Write out the records below once more, exactly as they stand.

[Data records]
^^^^
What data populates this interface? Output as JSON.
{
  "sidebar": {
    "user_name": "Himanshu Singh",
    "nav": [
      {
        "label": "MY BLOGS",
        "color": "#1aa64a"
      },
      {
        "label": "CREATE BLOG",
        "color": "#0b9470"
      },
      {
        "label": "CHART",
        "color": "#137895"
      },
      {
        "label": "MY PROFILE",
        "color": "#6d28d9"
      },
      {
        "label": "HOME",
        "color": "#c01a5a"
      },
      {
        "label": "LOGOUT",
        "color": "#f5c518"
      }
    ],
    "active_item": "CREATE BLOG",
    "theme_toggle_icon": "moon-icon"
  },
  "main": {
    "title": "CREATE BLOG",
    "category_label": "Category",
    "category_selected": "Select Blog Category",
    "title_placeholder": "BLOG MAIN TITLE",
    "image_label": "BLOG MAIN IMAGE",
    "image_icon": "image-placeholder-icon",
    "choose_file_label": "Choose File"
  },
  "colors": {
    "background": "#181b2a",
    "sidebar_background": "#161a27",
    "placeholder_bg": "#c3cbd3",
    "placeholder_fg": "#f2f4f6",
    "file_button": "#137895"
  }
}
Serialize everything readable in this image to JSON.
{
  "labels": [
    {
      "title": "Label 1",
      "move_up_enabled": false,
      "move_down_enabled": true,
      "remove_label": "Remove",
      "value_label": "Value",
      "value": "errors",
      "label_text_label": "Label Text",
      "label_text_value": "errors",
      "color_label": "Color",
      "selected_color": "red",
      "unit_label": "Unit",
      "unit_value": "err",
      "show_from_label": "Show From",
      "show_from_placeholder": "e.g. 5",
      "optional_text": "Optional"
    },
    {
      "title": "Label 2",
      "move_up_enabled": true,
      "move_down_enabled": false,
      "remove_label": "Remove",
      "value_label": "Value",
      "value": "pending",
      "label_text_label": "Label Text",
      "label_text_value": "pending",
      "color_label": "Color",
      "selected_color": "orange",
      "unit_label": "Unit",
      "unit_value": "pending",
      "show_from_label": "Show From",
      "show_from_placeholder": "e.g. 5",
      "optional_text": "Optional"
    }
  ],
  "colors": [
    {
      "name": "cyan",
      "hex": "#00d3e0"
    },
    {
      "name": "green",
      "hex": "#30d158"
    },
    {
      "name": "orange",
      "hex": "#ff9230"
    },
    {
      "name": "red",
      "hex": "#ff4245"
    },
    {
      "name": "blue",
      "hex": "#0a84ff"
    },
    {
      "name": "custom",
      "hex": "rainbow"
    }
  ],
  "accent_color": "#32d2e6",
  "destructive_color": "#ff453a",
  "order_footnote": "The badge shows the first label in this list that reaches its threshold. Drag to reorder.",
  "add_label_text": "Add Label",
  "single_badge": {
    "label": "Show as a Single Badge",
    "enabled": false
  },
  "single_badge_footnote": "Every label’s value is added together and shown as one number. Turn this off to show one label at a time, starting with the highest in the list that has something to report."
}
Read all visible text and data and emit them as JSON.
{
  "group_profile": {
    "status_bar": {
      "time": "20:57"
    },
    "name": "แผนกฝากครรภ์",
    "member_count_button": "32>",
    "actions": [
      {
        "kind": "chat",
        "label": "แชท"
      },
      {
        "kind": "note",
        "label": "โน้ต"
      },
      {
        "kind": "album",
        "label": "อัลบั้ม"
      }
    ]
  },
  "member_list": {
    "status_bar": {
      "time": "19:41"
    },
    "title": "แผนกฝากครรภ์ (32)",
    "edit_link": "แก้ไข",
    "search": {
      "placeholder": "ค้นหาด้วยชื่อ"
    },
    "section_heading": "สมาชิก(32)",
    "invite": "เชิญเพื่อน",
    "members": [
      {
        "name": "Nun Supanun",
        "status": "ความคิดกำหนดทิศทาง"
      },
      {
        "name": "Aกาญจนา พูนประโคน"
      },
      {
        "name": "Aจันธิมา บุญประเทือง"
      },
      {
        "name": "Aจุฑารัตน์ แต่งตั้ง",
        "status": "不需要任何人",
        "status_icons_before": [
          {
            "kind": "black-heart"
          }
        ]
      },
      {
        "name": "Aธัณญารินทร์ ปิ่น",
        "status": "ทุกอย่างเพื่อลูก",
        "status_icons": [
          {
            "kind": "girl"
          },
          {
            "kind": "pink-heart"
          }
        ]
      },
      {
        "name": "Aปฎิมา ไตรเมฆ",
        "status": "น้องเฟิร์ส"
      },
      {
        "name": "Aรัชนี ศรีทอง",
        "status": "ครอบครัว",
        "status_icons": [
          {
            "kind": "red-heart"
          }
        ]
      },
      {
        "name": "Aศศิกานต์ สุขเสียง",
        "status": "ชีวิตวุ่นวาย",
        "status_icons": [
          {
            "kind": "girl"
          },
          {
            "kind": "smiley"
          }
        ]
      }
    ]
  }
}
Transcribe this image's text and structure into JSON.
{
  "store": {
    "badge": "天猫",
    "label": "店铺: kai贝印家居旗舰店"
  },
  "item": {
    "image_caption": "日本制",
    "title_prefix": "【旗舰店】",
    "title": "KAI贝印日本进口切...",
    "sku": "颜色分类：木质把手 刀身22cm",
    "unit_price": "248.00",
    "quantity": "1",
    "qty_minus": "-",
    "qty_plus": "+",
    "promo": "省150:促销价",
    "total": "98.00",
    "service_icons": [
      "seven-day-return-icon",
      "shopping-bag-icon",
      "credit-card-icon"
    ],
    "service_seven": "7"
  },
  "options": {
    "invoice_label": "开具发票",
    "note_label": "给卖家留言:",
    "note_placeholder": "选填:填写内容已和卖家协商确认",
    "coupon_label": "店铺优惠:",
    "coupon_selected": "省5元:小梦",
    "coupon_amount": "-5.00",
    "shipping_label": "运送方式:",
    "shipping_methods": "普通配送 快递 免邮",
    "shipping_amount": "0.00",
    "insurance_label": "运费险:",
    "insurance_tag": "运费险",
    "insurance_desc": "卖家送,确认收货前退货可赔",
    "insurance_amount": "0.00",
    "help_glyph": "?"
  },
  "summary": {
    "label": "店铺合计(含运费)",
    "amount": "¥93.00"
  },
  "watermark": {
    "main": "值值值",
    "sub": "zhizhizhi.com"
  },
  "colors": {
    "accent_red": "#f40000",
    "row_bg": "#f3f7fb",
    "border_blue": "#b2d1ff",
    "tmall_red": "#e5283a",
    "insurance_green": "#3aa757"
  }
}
^^^^
Result for this exercise ::
What data populates this interface? Output as JSON.
{
  "sidebar": {
    "user_name": "Himanshu Singh",
    "nav": [
      {
        "label": "MY BLOGS",
        "color": "#1aa64a"
      },
      {
        "label": "CREATE BLOG",
        "color": "#0b9470"
      },
      {
        "label": "CHART",
        "color": "#137895"
      },
      {
        "label": "MY PROFILE",
        "color": "#6d28d9"
      },
      {
        "label": "HOME",
        "color": "#c01a5a"
      },
      {
        "label": "LOGOUT",
        "color": "#f5c518"
      }
    ],
    "active_item": "CREATE BLOG",
    "theme_toggle_icon": "moon-icon"
  },
  "main": {
    "title": "CREATE BLOG",
    "category_label": "Category",
    "category_selected": "Select Blog Category",
    "title_placeholder": "BLOG MAIN TITLE",
    "image_label": "BLOG MAIN IMAGE",
    "image_icon": "image-placeholder-icon",
    "choose_file_label": "Choose File"
  },
  "colors": {
    "background": "#181b2a",
    "sidebar_background": "#161a27",
    "placeholder_bg": "#c3cbd3",
    "placeholder_fg": "#f2f4f6",
    "file_button": "#137895"
  }
}
Serialize everything readable in this image to JSON.
{
  "labels": [
    {
      "title": "Label 1",
      "move_up_enabled": false,
      "move_down_enabled": true,
      "remove_label": "Remove",
      "value_label": "Value",
      "value": "errors",
      "label_text_label": "Label Text",
      "label_text_value": "errors",
      "color_label": "Color",
      "selected_color": "red",
      "unit_label": "Unit",
      "unit_value": "err",
      "show_from_label": "Show From",
      "show_from_placeholder": "e.g. 5",
      "optional_text": "Optional"
    },
    {
      "title": "Label 2",
      "move_up_enabled": true,
      "move_down_enabled": false,
      "remove_label": "Remove",
      "value_label": "Value",
      "value": "pending",
      "label_text_label": "Label Text",
      "label_text_value": "pending",
      "color_label": "Color",
      "selected_color": "orange",
      "unit_label": "Unit",
      "unit_value": "pending",
      "show_from_label": "Show From",
      "show_from_placeholder": "e.g. 5",
      "optional_text": "Optional"
    }
  ],
  "colors": [
    {
      "name": "cyan",
      "hex": "#00d3e0"
    },
    {
      "name": "green",
      "hex": "#30d158"
    },
    {
      "name": "orange",
      "hex": "#ff9230"
    },
    {
      "name": "red",
      "hex": "#ff4245"
    },
    {
      "name": "blue",
      "hex": "#0a84ff"
    },
    {
      "name": "custom",
      "hex": "rainbow"
    }
  ],
  "accent_color": "#32d2e6",
  "destructive_color": "#ff453a",
  "order_footnote": "The badge shows the first label in this list that reaches its threshold. Drag to reorder.",
  "add_label_text": "Add Label",
  "single_badge": {
    "label": "Show as a Single Badge",
    "enabled": false
  },
  "single_badge_footnote": "Every label’s value is added together and shown as one number. Turn this off to show one label at a time, starting with the highest in the list that has something to report."
}
Read all visible text and data and emit them as JSON.
{
  "group_profile": {
    "status_bar": {
      "time": "20:57"
    },
    "name": "แผนกฝากครรภ์",
    "member_count_button": "32>",
    "actions": [
      {
        "kind": "chat",
        "label": "แชท"
      },
      {
        "kind": "note",
        "label": "โน้ต"
      },
      {
        "kind": "album",
        "label": "อัลบั้ม"
      }
    ]
  },
  "member_list": {
    "status_bar": {
      "time": "19:41"
    },
    "title": "แผนกฝากครรภ์ (32)",
    "edit_link": "แก้ไข",
    "search": {
      "placeholder": "ค้นหาด้วยชื่อ"
    },
    "section_heading": "สมาชิก(32)",
    "invite": "เชิญเพื่อน",
    "members": [
      {
        "name": "Nun Supanun",
        "status": "ความคิดกำหนดทิศทาง"
      },
      {
        "name": "Aกาญจนา พูนประโคน"
      },
      {
        "name": "Aจันธิมา บุญประเทือง"
      },
      {
        "name": "Aจุฑารัตน์ แต่งตั้ง",
        "status": "不需要任何人",
        "status_icons_before": [
          {
            "kind": "black-heart"
          }
        ]
      },
      {
        "name": "Aธัณญารินทร์ ปิ่น",
        "status": "ทุกอย่างเพื่อลูก",
        "status_icons": [
          {
            "kind": "girl"
          },
          {
            "kind": "pink-heart"
          }
        ]
      },
      {
        "name": "Aปฎิมา ไตรเมฆ",
        "status": "น้องเฟิร์ส"
      },
      {
        "name": "Aรัชนี ศรีทอง",
        "status": "ครอบครัว",
        "status_icons": [
          {
            "kind": "red-heart"
          }
        ]
      },
      {
        "name": "Aศศิกานต์ สุขเสียง",
        "status": "ชีวิตวุ่นวาย",
        "status_icons": [
          {
            "kind": "girl"
          },
          {
            "kind": "smiley"
          }
        ]
      }
    ]
  }
}
Transcribe this image's text and structure into JSON.
{
  "store": {
    "badge": "天猫",
    "label": "店铺: kai贝印家居旗舰店"
  },
  "item": {
    "image_caption": "日本制",
    "title_prefix": "【旗舰店】",
    "title": "KAI贝印日本进口切...",
    "sku": "颜色分类：木质把手 刀身22cm",
    "unit_price": "248.00",
    "quantity": "1",
    "qty_minus": "-",
    "qty_plus": "+",
    "promo": "省150:促销价",
    "total": "98.00",
    "service_icons": [
      "seven-day-return-icon",
      "shopping-bag-icon",
      "credit-card-icon"
    ],
    "service_seven": "7"
  },
  "options": {
    "invoice_label": "开具发票",
    "note_label": "给卖家留言:",
    "note_placeholder": "选填:填写内容已和卖家协商确认",
    "coupon_label": "店铺优惠:",
    "coupon_selected": "省5元:小梦",
    "coupon_amount": "-5.00",
    "shipping_label": "运送方式:",
    "shipping_methods": "普通配送 快递 免邮",
    "shipping_amount": "0.00",
    "insurance_label": "运费险:",
    "insurance_tag": "运费险",
    "insurance_desc": "卖家送,确认收货前退货可赔",
    "insurance_amount": "0.00",
    "help_glyph": "?"
  },
  "summary": {
    "label": "店铺合计(含运费)",
    "amount": "¥93.00"
  },
  "watermark": {
    "main": "值值值",
    "sub": "zhizhizhi.com"
  },
  "colors": {
    "accent_red": "#f40000",
    "row_bg": "#f3f7fb",
    "border_blue": "#b2d1ff",
    "tmall_red": "#e5283a",
    "insurance_green": "#3aa757"
  }
}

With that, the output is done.